# Set problem 1:
Copy the passage of the ATONE: Heart of the Elder Tree review from "ATONE: Heart of the Elder Tree is" to "storytelling and gameplay." without altering a word.

# Selected excerpt:
_ _ _ _ _ _ _

ATONE: Heart of the Elder Tree is an incredibly stylised journey through Norse mythology, blending well-known legends with its own intriguing tale of family, destiny, and choice. It started out life on the Apple Arcade service and inherits a few mobile-centric designs, but it remains an epic adventure worth experiencing on PC – just so long as you’re in the mood for a lot of reading and often sitting back to just listen to a story.
Gamified Norse mythology
Seeing as ATONE: Heart of the Elder Tree was probably designed to be played in short bursts, it’s incredibly dense when it comes to both the storytelling and gameplay.
The tale revolves around Estra, but begins with a prologue that first introduces her father and their tribe, the Atori. It’s set in an age when the Norse gods and their legends are increasingly forgotten by humanity, but the Atori were blessed by Odin to enforce his laws, protect Yggdrasil (from which they draw their “Odal” power), and guard the Bifröst – the gate between Midgard and Asgard. One fateful night, a mysterious warrior with radiant blue veins lays waste to the village and slays Estra’s father shortly after he gives her his pendant and tells her to run.
Fast-forward 10 years and Estra is living a quiet life on the outskirts of a village, helping out where she can but adrift without a clear purpose, deeply sceptical of her tribe’s purpose and the gods they’re meant to serve. However, that morning, she encounters and bonds with spirit-frog Yri and witnesses villagers driven to violence by a plague that turns blood blue in their veins. This is the catalyst for an epic adventure across Midgard that’ll pit Estra – using both her combat skills and wits – against Norse deities, mythical creatures, corrupted humans, and her own doubts.

_ _ _ _ _ _ _

# Given information:
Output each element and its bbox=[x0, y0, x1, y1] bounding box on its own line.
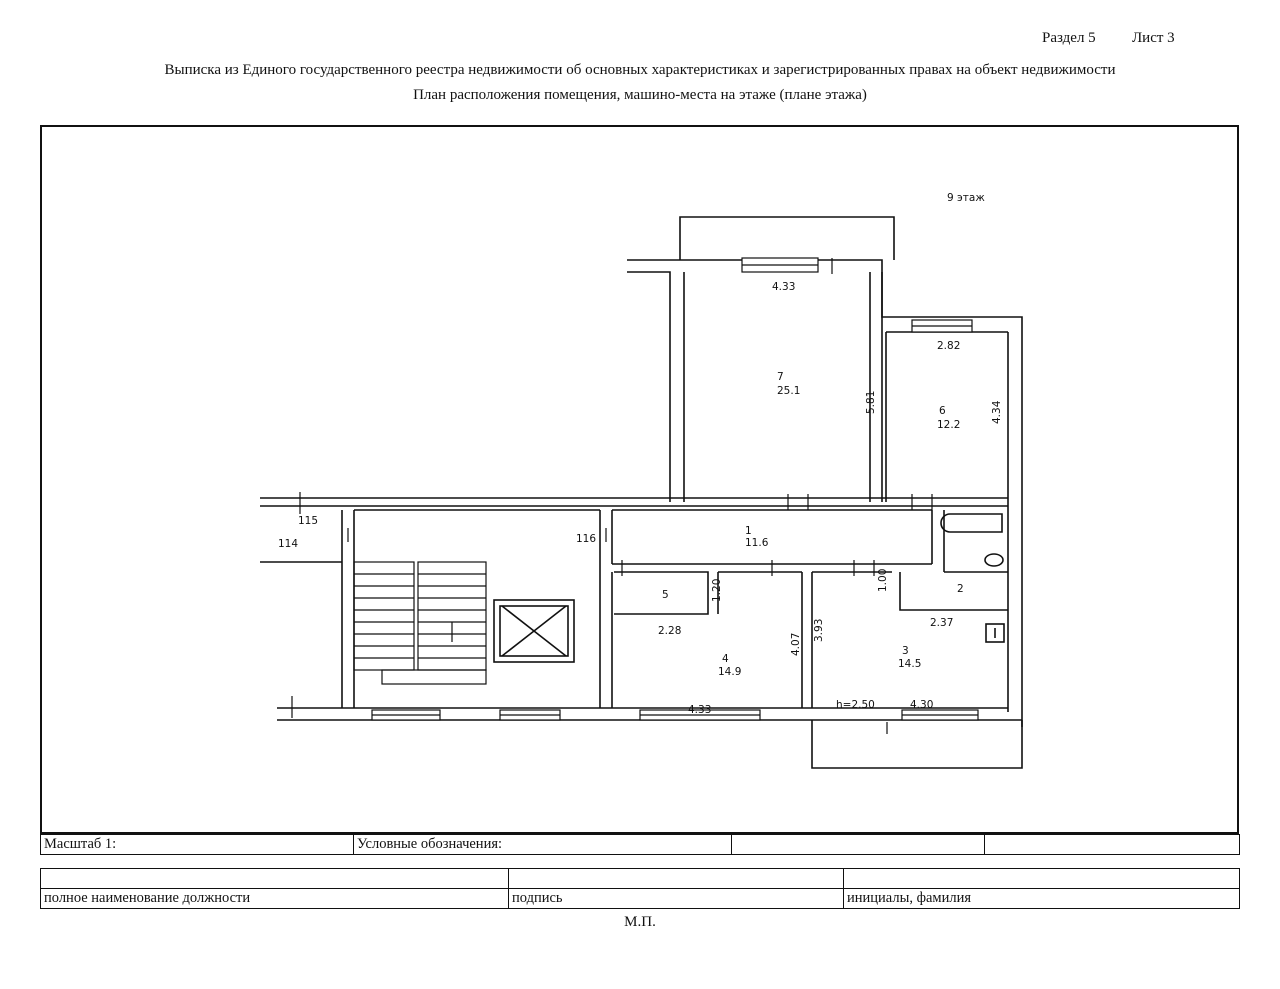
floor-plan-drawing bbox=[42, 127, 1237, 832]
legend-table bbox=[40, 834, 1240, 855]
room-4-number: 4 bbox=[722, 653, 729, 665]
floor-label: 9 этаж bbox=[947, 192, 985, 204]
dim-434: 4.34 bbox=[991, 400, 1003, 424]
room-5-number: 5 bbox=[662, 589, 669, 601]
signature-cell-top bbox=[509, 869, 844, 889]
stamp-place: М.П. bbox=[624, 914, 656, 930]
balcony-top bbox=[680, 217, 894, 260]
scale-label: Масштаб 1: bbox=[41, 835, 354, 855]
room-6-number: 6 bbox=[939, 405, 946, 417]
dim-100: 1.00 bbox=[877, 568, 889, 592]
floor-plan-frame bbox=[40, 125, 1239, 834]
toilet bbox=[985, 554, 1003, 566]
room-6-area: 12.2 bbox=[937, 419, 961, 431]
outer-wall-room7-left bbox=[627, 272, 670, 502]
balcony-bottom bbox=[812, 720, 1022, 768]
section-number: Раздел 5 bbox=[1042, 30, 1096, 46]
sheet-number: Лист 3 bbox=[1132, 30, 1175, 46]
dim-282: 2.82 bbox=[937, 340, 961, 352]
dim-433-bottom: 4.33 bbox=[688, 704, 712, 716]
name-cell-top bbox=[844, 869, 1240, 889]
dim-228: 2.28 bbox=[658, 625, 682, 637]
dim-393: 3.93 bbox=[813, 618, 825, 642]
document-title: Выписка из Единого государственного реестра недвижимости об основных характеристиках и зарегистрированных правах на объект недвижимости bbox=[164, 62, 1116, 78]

_ _ _ _ _ _ _

# Set problem 2:
In the listing, take the lines from the line with "floor-plan-drawing bbox=[42, 127, 1237, 832]" to the line with "dim-393: 3.93 bbox=[813, 618, 825, 642]" and swap every "balcony" for "loggia". Return only those lines, otherwise unchanged.

# Written reply 1:
ATONE: Heart of the Elder Tree is an incredibly stylised journey through Norse mythology, blending well-known legends with its own intriguing tale of family, destiny, and choice. It started out life on the Apple Arcade service and inherits a few mobile-centric designs, but it remains an epic adventure worth experiencing on PC – just so long as you’re in the mood for a lot of reading and often sitting back to just listen to a story.
Gamified Norse mythology
Seeing as ATONE: Heart of the Elder Tree was probably designed to be played in short bursts, it’s incredibly dense when it comes to both the storytelling and gameplay.

# Written reply 2:
floor-plan-drawing bbox=[42, 127, 1237, 832]
legend-table bbox=[40, 834, 1240, 855]
room-4-number: 4 bbox=[722, 653, 729, 665]
floor-label: 9 этаж bbox=[947, 192, 985, 204]
dim-434: 4.34 bbox=[991, 400, 1003, 424]
room-5-number: 5 bbox=[662, 589, 669, 601]
signature-cell-top bbox=[509, 869, 844, 889]
stamp-place: М.П. bbox=[624, 914, 656, 930]
loggia-top bbox=[680, 217, 894, 260]
scale-label: Масштаб 1: bbox=[41, 835, 354, 855]
room-6-number: 6 bbox=[939, 405, 946, 417]
dim-100: 1.00 bbox=[877, 568, 889, 592]
floor-plan-frame bbox=[40, 125, 1239, 834]
toilet bbox=[985, 554, 1003, 566]
room-6-area: 12.2 bbox=[937, 419, 961, 431]
outer-wall-room7-left bbox=[627, 272, 670, 502]
loggia-bottom bbox=[812, 720, 1022, 768]
section-number: Раздел 5 bbox=[1042, 30, 1096, 46]
sheet-number: Лист 3 bbox=[1132, 30, 1175, 46]
dim-282: 2.82 bbox=[937, 340, 961, 352]
dim-433-bottom: 4.33 bbox=[688, 704, 712, 716]
name-cell-top bbox=[844, 869, 1240, 889]
dim-228: 2.28 bbox=[658, 625, 682, 637]
dim-393: 3.93 bbox=[813, 618, 825, 642]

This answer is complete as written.